──────── Document excerpt

To while away the time, Ferrando, captain of the guard, tells the story of the Count of Luna’s younger brother Garzia.

One morning an old gypsy woman was found standing over Garzia’s cradle. She claimed to be casting the baby’s horoscope, but the boy fell sick. The old Count thought the gypsy had put a curse on the child, and had her burnt at the stake. In revenge, the woman’s daughter stole the child – and a child’s half-burnt skeleton was found at the funeral pyre. The old Count, though, believed his son was still alive, and, before he died, asked his son, the present Count (are you following this?), to search for his younger brother – to no avail. The daughter vanished, and her mother’s ghost is believed to haunt the castle as a raven or an owl. Those who see her die of fear.
Leonora is waiting for her lover, the troubadour – whom she first met at a tournament before the civil war.

────────────────
──────── Extracted data

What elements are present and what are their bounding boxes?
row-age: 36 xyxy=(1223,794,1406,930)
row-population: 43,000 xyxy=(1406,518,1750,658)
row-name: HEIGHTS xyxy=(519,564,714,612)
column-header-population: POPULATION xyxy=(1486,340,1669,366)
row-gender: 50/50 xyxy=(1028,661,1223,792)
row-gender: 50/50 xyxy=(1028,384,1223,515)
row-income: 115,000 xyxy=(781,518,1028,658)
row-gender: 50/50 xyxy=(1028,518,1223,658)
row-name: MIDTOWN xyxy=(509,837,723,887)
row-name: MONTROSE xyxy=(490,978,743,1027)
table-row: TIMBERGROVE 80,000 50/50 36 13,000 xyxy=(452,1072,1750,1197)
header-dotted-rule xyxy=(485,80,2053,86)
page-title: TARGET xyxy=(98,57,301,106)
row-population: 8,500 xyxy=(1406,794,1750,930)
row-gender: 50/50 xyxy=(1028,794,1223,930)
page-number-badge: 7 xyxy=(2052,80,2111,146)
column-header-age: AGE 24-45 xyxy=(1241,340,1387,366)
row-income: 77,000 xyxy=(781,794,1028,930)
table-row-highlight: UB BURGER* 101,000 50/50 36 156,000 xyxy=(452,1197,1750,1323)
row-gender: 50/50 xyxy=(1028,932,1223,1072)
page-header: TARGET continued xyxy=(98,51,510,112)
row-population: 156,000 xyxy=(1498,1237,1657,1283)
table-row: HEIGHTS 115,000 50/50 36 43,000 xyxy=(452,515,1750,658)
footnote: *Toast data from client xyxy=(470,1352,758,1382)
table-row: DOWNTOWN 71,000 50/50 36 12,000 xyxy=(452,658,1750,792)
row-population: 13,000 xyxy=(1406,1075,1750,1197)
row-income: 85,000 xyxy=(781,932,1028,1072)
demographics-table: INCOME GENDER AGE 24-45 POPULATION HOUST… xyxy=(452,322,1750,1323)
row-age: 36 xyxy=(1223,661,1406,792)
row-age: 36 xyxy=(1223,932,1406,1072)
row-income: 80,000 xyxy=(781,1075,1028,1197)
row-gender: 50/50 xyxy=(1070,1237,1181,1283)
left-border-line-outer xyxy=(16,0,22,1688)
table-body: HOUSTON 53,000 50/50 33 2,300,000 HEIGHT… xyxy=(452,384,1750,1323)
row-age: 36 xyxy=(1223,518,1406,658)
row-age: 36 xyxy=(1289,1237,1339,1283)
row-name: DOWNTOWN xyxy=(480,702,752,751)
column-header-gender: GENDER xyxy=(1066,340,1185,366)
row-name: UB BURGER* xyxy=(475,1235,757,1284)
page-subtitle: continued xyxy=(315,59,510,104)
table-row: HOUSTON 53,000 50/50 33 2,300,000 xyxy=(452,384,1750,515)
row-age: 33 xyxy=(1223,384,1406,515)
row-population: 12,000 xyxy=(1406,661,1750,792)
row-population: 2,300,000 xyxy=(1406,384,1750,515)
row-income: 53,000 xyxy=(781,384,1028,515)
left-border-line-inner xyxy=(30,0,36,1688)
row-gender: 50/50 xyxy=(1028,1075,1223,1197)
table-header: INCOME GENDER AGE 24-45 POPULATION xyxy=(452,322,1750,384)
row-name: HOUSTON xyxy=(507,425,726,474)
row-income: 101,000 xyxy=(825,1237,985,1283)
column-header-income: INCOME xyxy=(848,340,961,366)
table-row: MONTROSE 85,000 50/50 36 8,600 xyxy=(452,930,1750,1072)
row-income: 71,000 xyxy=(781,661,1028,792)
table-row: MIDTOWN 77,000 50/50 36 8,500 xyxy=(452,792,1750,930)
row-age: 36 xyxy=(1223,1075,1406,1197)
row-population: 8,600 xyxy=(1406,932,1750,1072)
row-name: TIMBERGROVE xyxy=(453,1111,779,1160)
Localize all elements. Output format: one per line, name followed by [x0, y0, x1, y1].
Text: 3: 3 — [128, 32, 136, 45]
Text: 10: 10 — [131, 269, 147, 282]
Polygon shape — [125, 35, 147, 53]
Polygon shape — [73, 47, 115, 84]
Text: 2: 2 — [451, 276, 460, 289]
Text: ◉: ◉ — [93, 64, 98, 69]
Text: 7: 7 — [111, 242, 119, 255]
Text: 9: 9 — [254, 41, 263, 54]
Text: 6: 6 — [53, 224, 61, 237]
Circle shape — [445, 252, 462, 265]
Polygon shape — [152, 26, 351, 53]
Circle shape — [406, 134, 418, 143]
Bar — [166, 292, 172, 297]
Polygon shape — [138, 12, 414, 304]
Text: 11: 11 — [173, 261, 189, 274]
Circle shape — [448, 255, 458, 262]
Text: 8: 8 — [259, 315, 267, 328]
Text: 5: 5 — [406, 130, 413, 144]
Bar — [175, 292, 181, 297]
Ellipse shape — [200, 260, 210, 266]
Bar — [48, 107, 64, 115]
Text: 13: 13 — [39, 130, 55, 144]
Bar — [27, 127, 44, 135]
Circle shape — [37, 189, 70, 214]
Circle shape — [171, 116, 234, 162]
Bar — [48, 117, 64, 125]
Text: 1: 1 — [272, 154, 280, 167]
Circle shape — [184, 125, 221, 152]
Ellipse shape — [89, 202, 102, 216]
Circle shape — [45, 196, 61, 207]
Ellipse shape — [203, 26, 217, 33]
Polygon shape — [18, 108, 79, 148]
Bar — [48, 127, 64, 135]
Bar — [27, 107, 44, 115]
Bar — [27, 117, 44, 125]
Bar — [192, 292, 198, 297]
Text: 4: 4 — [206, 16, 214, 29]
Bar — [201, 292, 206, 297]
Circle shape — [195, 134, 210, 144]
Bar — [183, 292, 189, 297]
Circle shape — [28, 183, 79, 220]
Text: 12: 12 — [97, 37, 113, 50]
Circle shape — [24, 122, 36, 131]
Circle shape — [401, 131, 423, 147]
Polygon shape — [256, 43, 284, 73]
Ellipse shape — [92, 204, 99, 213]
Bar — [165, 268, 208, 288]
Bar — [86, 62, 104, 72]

────────────────

§ **Complete the following**
**A.** Give every person in the synopsis who is named with a personal name.
**B.** Retype the synopsis from "One morning an" to "die of fear.".
**C.** Answer these questions from the synopsis:
(i) What post does Ferrando hold?
(ii) How did the old Count have the gypsy woman killed?
(iii) Where did Leonora first meet the troubadour?

§ **The responses**
**A.**
Ferrando
Garzia
Leonora

**B.**
One morning an old gypsy woman was found standing over Garzia’s cradle. She claimed to be casting the baby’s horoscope, but the boy fell sick. The old Count thought the gypsy had put a curse on the child, and had her burnt at the stake. In revenge, the woman’s daughter stole the child – and a child’s half-burnt skeleton was found at the funeral pyre. The old Count, though, believed his son was still alive, and, before he died, asked his son, the present Count (are you following this?), to search for his younger brother – to no avail. The daughter vanished, and her mother’s ghost is believed to haunt the castle as a raven or an owl. Those who see her die of fear.

**C.**
(i) Captain of the guard.
(ii) She was burnt at the stake.
(iii) At a tournament before the civil war.